# What to work on:
Copy every line from the one containing "Output the text content of this document." through the last line of the records below, both included, and nothing else.

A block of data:
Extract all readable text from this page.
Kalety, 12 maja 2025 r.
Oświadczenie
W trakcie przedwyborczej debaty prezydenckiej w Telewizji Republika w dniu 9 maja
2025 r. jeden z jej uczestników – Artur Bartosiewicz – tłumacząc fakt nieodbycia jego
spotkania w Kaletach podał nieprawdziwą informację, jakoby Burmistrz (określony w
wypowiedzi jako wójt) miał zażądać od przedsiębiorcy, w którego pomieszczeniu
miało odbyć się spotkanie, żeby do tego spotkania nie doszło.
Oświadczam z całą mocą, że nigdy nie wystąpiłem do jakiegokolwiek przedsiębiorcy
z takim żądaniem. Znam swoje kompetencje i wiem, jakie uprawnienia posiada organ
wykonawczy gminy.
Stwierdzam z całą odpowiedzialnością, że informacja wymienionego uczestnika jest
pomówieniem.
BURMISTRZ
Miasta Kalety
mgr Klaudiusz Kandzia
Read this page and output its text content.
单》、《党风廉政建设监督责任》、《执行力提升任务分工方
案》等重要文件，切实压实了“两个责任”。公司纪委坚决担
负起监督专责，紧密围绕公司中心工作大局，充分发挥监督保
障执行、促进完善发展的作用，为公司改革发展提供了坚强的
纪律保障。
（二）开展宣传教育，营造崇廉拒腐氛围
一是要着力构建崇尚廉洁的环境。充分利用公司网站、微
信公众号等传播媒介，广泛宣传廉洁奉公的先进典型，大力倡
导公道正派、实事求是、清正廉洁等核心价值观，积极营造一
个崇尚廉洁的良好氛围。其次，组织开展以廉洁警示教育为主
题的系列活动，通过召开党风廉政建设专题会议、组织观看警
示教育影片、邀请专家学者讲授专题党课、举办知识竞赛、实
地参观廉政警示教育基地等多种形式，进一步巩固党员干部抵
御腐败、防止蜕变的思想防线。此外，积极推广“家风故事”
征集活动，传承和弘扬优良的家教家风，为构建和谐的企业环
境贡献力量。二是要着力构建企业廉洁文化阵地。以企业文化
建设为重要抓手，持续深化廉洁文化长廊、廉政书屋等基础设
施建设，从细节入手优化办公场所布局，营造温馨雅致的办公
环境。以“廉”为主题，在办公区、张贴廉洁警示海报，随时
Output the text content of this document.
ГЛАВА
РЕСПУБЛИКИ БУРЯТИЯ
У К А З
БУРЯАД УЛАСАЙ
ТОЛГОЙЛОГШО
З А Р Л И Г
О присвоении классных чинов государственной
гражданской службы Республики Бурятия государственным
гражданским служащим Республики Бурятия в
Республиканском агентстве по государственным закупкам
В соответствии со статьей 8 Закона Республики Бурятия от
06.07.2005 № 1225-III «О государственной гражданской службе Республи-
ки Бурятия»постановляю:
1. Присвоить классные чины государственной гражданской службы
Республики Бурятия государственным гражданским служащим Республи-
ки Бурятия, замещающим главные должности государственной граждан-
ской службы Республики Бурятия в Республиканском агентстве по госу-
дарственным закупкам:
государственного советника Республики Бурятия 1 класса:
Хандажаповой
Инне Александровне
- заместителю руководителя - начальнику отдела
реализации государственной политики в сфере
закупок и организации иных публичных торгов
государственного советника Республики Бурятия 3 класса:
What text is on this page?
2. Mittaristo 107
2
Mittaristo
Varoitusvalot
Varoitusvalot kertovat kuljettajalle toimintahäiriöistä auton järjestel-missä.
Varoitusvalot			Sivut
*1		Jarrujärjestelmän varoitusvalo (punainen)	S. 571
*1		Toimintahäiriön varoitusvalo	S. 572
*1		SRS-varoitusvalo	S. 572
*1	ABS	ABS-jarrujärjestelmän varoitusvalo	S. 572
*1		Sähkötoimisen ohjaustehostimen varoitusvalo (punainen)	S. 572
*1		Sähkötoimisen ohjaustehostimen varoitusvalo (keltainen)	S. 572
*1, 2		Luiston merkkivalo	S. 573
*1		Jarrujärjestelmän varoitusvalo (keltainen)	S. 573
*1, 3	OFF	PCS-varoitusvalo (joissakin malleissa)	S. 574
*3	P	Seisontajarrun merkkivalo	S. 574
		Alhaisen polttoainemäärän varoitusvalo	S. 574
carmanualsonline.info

# Response:
Output the text content of this document.
ГЛАВА
РЕСПУБЛИКИ БУРЯТИЯ
У К А З
БУРЯАД УЛАСАЙ
ТОЛГОЙЛОГШО
З А Р Л И Г
О присвоении классных чинов государственной
гражданской службы Республики Бурятия государственным
гражданским служащим Республики Бурятия в
Республиканском агентстве по государственным закупкам
В соответствии со статьей 8 Закона Республики Бурятия от
06.07.2005 № 1225-III «О государственной гражданской службе Республи-
ки Бурятия»постановляю:
1. Присвоить классные чины государственной гражданской службы
Республики Бурятия государственным гражданским служащим Республи-
ки Бурятия, замещающим главные должности государственной граждан-
ской службы Республики Бурятия в Республиканском агентстве по госу-
дарственным закупкам:
государственного советника Республики Бурятия 1 класса:
Хандажаповой
Инне Александровне
- заместителю руководителя - начальнику отдела
реализации государственной политики в сфере
закупок и организации иных публичных торгов
государственного советника Республики Бурятия 3 класса:
What text is on this page?
2. Mittaristo 107
2
Mittaristo
Varoitusvalot
Varoitusvalot kertovat kuljettajalle toimintahäiriöistä auton järjestel-missä.
Varoitusvalot			Sivut
*1		Jarrujärjestelmän varoitusvalo (punainen)	S. 571
*1		Toimintahäiriön varoitusvalo	S. 572
*1		SRS-varoitusvalo	S. 572
*1	ABS	ABS-jarrujärjestelmän varoitusvalo	S. 572
*1		Sähkötoimisen ohjaustehostimen varoitusvalo (punainen)	S. 572
*1		Sähkötoimisen ohjaustehostimen varoitusvalo (keltainen)	S. 572
*1, 2		Luiston merkkivalo	S. 573
*1		Jarrujärjestelmän varoitusvalo (keltainen)	S. 573
*1, 3	OFF	PCS-varoitusvalo (joissakin malleissa)	S. 574
*3	P	Seisontajarrun merkkivalo	S. 574
		Alhaisen polttoainemäärän varoitusvalo	S. 574
carmanualsonline.info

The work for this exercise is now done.